Pull each line containing "this" out of the data and copy it.

EXERCISE MATERIALS —
☆ ☆ ☆ ☆ ☆

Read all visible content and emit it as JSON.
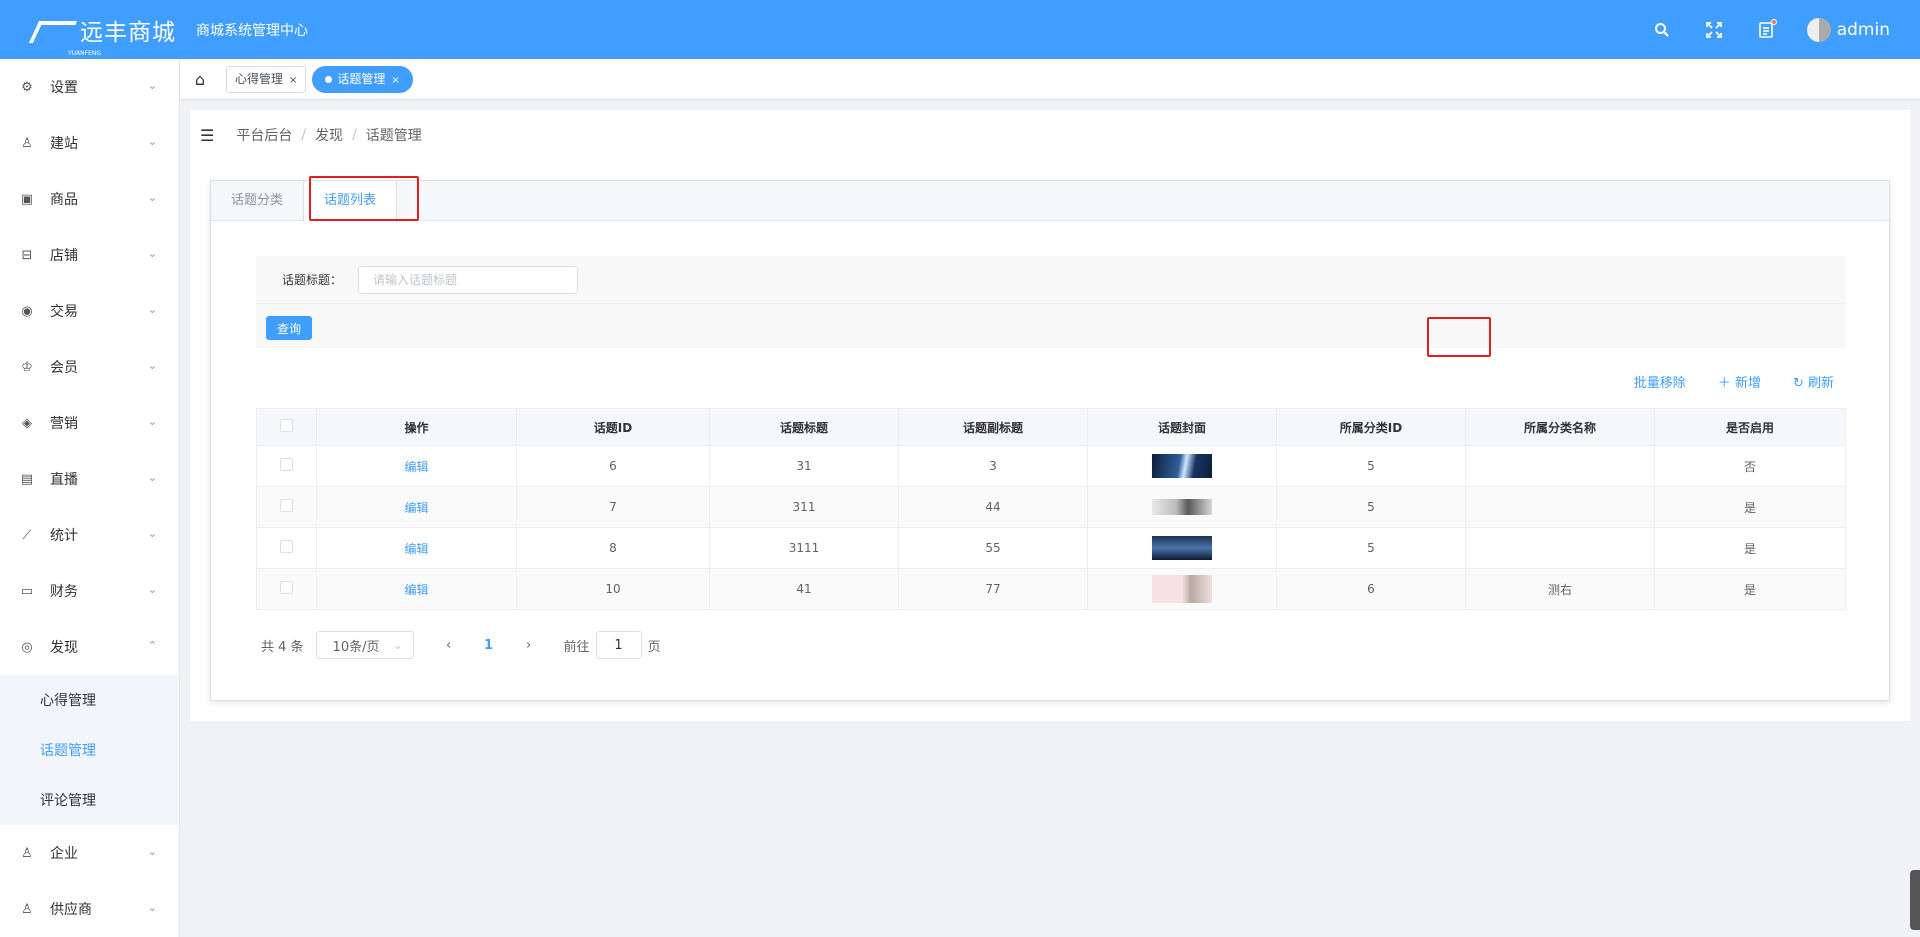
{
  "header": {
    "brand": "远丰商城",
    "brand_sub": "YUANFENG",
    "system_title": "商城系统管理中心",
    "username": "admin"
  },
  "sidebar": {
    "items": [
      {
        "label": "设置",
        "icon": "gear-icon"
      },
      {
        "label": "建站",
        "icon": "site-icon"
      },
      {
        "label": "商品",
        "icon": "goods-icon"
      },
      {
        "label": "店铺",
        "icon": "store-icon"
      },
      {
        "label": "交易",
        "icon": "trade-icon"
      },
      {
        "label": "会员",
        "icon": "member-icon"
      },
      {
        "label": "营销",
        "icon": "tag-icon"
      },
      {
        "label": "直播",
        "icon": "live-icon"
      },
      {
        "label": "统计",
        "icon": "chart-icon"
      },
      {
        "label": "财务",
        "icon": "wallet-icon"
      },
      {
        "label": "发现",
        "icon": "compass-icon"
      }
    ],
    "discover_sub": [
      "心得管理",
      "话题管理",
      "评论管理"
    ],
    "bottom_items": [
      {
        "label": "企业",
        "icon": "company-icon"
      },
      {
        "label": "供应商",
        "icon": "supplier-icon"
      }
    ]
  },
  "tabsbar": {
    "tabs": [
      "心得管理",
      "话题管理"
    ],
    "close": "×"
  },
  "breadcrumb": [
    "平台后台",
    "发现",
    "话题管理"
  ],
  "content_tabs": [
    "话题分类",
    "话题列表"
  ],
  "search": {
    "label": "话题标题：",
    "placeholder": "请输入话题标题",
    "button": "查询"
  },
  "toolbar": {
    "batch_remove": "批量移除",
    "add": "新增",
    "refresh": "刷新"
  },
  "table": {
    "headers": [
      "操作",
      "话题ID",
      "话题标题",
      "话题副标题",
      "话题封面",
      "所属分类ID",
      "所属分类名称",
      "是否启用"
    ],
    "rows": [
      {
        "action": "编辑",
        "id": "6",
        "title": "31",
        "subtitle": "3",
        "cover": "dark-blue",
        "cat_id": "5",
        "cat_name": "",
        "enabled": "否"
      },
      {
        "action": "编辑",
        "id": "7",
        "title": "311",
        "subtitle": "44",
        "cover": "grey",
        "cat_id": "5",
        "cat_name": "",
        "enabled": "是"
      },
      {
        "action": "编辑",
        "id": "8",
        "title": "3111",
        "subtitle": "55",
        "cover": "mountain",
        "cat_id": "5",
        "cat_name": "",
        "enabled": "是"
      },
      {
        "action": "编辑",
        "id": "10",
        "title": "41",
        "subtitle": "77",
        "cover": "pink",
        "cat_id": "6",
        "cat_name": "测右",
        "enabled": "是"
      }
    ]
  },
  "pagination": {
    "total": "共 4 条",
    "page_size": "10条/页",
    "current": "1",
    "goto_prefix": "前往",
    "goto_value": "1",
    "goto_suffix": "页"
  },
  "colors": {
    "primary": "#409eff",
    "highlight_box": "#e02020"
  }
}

☆ ☆ ☆ ☆ ☆

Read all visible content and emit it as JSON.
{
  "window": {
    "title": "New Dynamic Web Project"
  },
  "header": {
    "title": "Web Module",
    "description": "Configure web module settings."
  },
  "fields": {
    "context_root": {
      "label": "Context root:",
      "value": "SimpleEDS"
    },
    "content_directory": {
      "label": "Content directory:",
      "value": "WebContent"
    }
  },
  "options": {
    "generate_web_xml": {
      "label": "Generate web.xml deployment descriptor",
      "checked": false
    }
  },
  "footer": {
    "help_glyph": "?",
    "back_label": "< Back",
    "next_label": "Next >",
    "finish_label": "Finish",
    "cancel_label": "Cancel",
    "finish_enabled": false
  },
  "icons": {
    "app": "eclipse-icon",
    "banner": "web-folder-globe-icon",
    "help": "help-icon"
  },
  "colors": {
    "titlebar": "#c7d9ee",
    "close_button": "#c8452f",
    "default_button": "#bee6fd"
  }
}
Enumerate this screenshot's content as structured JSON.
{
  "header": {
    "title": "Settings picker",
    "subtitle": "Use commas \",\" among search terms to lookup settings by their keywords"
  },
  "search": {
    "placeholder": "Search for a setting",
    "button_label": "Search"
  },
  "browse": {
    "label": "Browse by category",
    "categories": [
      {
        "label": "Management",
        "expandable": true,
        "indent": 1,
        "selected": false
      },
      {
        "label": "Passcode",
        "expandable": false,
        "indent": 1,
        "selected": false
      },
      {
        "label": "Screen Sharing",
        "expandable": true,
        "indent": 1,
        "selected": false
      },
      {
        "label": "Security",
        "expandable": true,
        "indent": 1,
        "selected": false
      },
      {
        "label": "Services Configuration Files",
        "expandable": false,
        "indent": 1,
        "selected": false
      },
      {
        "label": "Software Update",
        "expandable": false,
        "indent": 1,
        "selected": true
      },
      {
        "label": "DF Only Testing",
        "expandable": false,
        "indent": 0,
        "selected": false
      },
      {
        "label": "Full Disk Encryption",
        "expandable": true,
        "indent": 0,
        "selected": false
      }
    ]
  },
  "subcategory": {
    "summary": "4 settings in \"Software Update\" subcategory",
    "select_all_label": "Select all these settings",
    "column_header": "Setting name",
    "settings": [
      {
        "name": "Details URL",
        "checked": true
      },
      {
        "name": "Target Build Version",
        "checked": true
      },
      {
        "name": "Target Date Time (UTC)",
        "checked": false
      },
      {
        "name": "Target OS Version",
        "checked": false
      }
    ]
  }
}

☆ ☆ ☆ ☆ ☆

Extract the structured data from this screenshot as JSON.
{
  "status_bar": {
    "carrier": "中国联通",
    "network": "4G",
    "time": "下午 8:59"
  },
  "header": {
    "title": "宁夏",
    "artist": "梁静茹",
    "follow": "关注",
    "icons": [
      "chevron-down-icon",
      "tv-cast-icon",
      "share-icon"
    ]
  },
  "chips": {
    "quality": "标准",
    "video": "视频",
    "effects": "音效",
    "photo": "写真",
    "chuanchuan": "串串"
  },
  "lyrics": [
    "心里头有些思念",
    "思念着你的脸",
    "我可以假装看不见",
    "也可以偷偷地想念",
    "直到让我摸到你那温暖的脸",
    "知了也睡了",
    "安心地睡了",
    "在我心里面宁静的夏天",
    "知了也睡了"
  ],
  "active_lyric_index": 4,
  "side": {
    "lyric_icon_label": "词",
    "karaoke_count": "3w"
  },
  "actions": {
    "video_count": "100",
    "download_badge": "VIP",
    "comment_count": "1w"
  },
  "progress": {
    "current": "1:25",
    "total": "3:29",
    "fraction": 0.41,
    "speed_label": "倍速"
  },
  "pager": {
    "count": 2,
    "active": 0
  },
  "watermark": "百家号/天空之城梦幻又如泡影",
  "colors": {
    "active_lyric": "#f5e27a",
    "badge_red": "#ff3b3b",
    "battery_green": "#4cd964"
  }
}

☆ ☆ ☆ ☆ ☆

ANSWER BELOW —
Enumerate this screenshot's content as structured JSON.
Extract the structured data from this screenshot as JSON.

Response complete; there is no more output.